Masihkah Petani menjadi Penyangga Tatanan Negara Indonesia
Istilah "Penyangga
Tatanan Negara Indonesia" merupakan sebuah akronim dari kata "Petani"
yang dibuat oleh Presiden pertama Indonesia Ir. Soekarno pada tahun 1952. Di tengah
upaya Pemerintah Indonesia pada saat itu menggalakkan swasembada pangan.
Istilah itu kiranya
pantas disematkan kepada Petani karena sektor pertanian saat itu merupakan
mayoritas pekerjaan rakyat Indonesia dan juga menjadi sektor utama yang
menunjang pendapatan negara.
Presiden Ir. Soekarno
memberikan atensi besar terhadap petani karena pertanian dianggap sebagai
warisan leluhur Indonesia yang perlu dijaga keberlangsungannya, Karena dalam sejarah
petani menjadi pekerjaan mayoritas rakyat Indonesia. Tak heran sehingga Petani diberi
kedudukan yang tinggi melalui penyebutan kata Petani di akronim kan sebagai Penyangga
Tatanan Negara indonesia.

SOAL LATIHAN —
1 – Jawablah pertanyaan berikut berdasarkan teks tentang petani.
(a) Siapa yang membuat akronim dari kata "Petani", dan pada tahun berapa?
(b) Upaya apa yang sedang digalakkan Pemerintah Indonesia pada saat itu?
(c) Pertanian dianggap sebagai apa oleh Presiden Ir. Soekarno?
2 – Terjemahkan kalimat dari teks tentang petani ini ke dalam bahasa Inggris: "Istilah itu kiranya pantas disematkan kepada Petani karena sektor pertanian saat itu merupakan mayoritas pekerjaan rakyat Indonesia dan juga menjadi sektor utama yang menunjang pendapatan negara."

INFORMASI YANG DITAMPILKAN —
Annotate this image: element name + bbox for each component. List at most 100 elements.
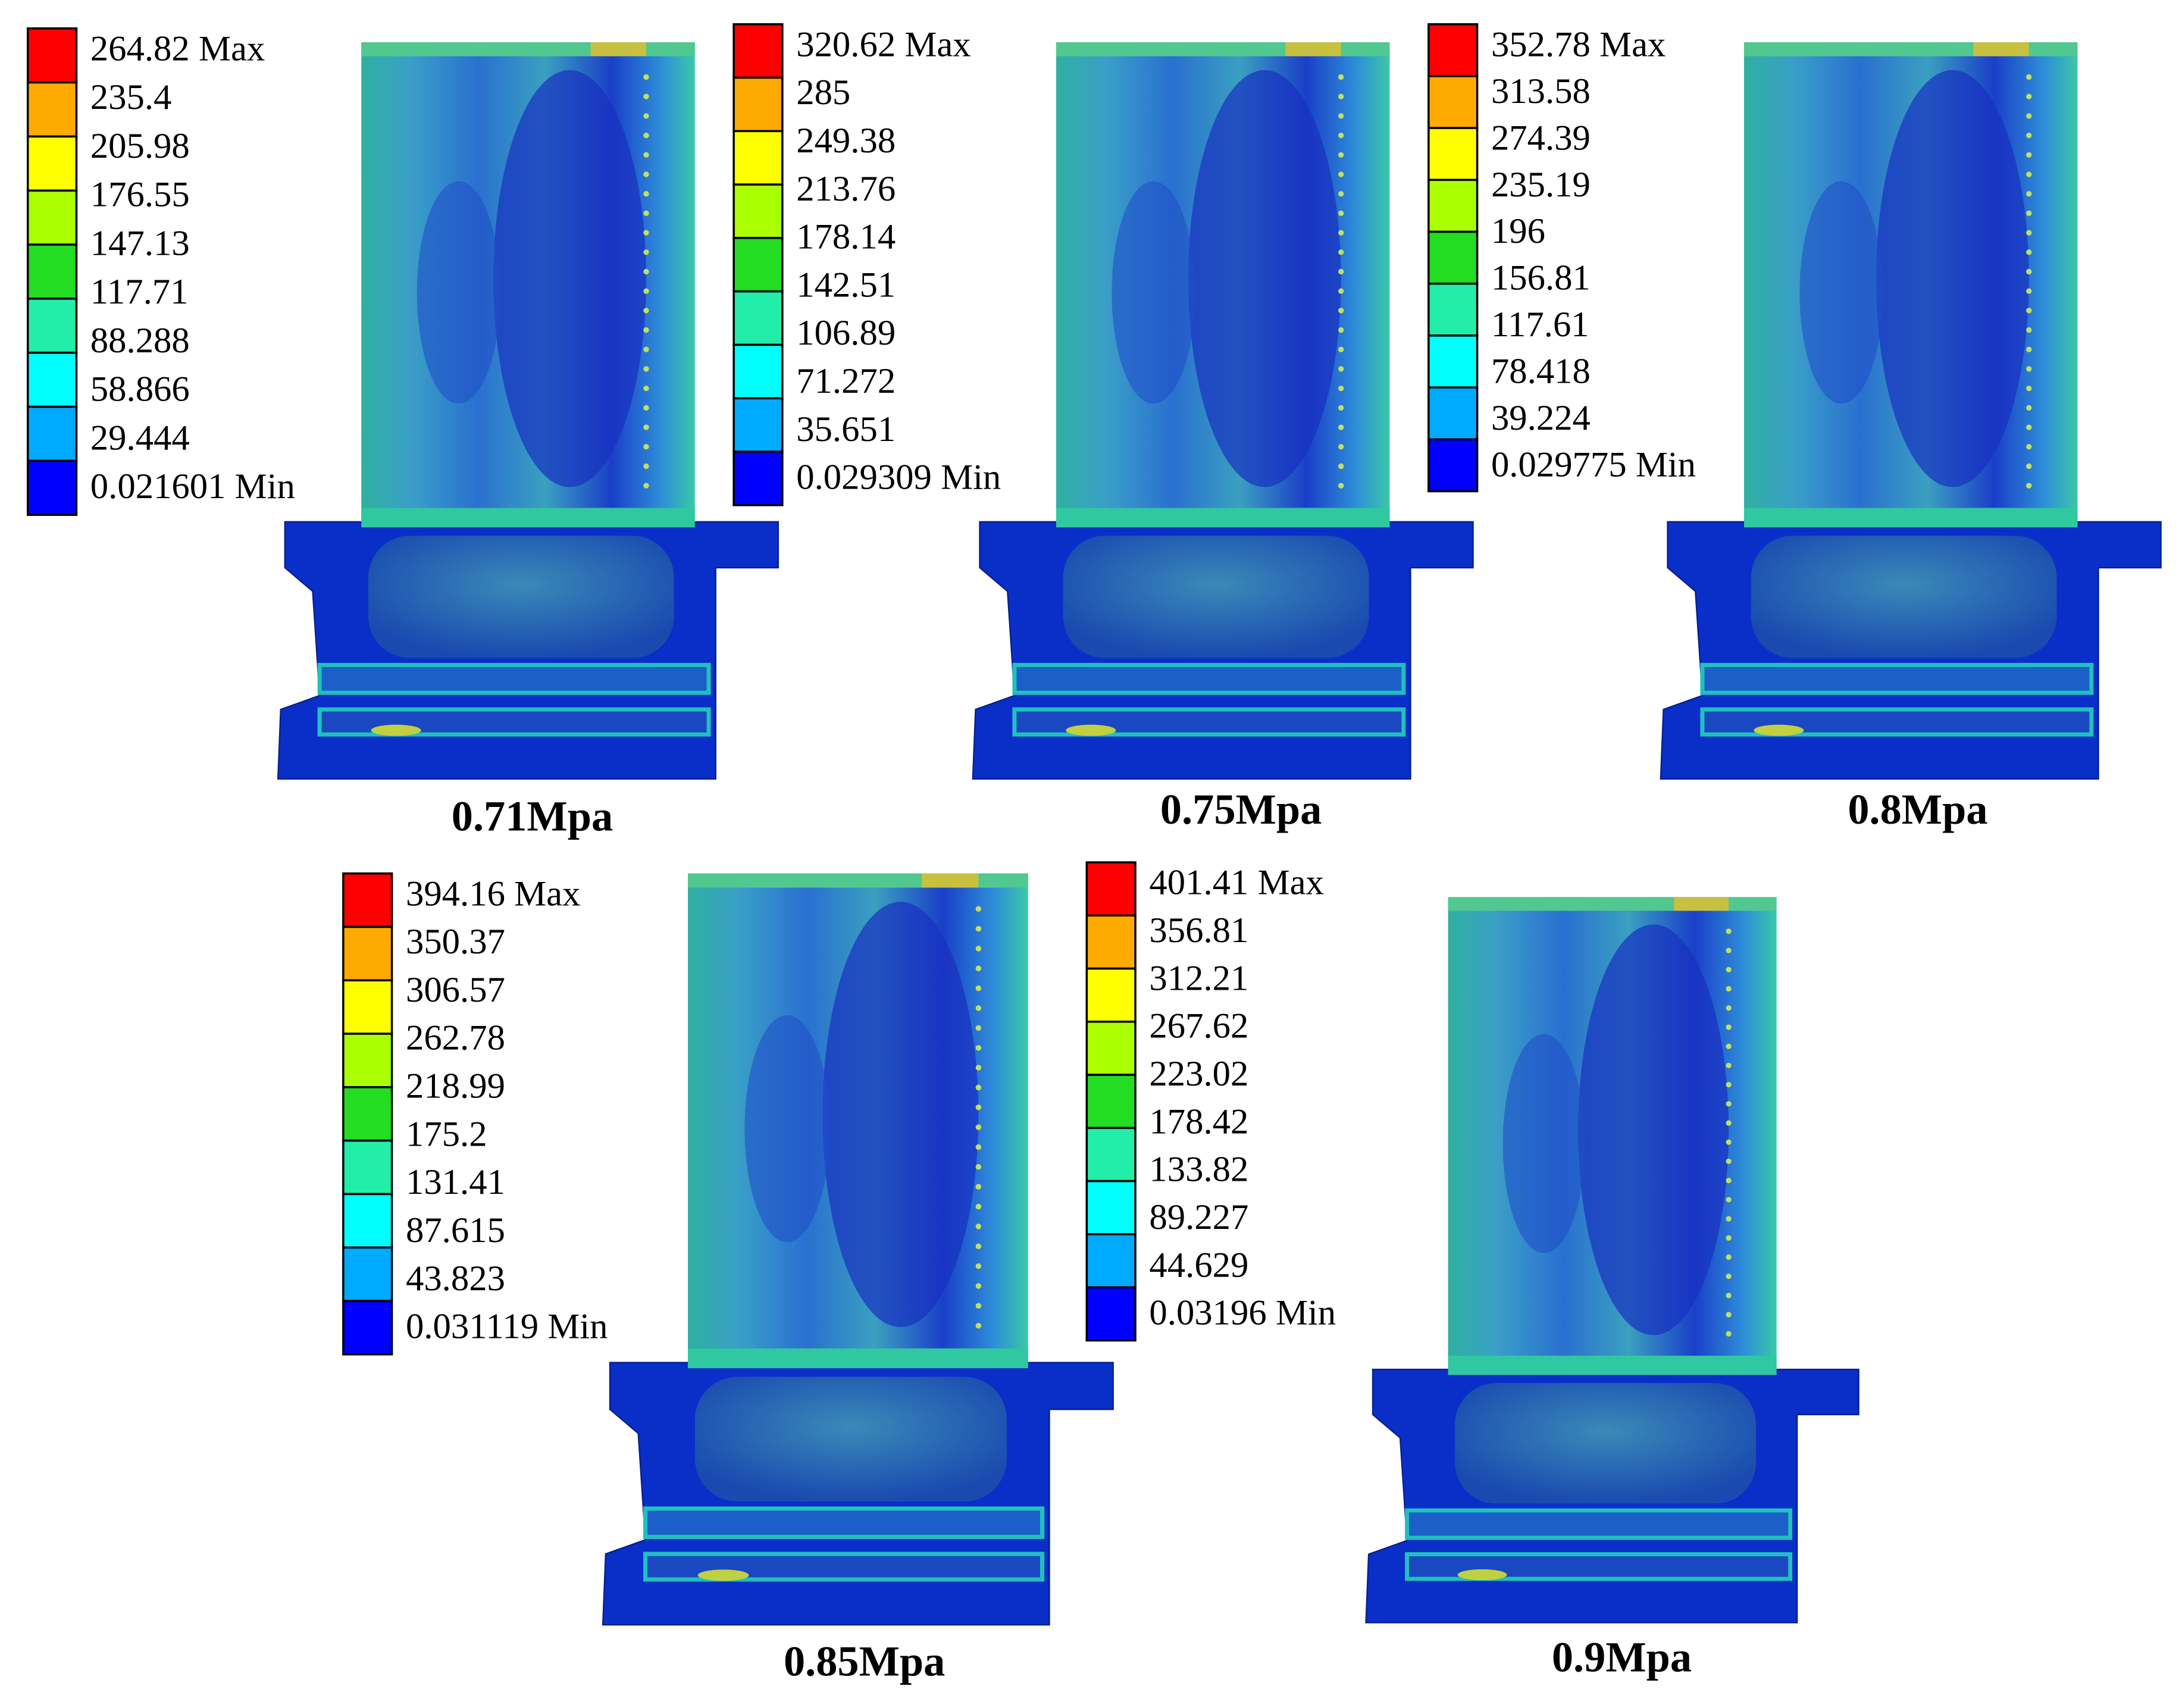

JAWABAN PER SOAL —
1 –
(a) Presiden pertama Indonesia, Ir. Soekarno, pada tahun 1952.
(b) Swasembada pangan.
(c) Warisan leluhur Indonesia yang perlu dijaga keberlangsungannya.

2 – The term was arguably fitting to bestow on Farmers because at that time the agricultural sector accounted for the majority of the Indonesian people's work and was also the main sector supporting the state's revenue.